### SET TASK
Write the data out again in full, with no departure from the original.

________________________________________

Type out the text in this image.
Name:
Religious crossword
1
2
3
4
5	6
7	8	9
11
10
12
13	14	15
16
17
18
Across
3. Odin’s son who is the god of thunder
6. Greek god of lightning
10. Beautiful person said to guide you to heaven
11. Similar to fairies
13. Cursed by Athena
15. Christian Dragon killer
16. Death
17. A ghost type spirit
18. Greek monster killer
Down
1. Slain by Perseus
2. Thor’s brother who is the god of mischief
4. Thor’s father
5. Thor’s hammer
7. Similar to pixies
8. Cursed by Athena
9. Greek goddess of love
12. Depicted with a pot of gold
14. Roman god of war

________________________________________

### OUTPUT OF THE EXERCISE
Type out the text in this image.
Name:
Religious crossword
1
2
3
4
5	6
7	8	9
11
10
12
13	14	15
16
17
18
Across
3. Odin’s son who is the god of thunder
6. Greek god of lightning
10. Beautiful person said to guide you to heaven
11. Similar to fairies
13. Cursed by Athena
15. Christian Dragon killer
16. Death
17. A ghost type spirit
18. Greek monster killer
Down
1. Slain by Perseus
2. Thor’s brother who is the god of mischief
4. Thor’s father
5. Thor’s hammer
7. Similar to pixies
8. Cursed by Athena
9. Greek goddess of love
12. Depicted with a pot of gold
14. Roman god of war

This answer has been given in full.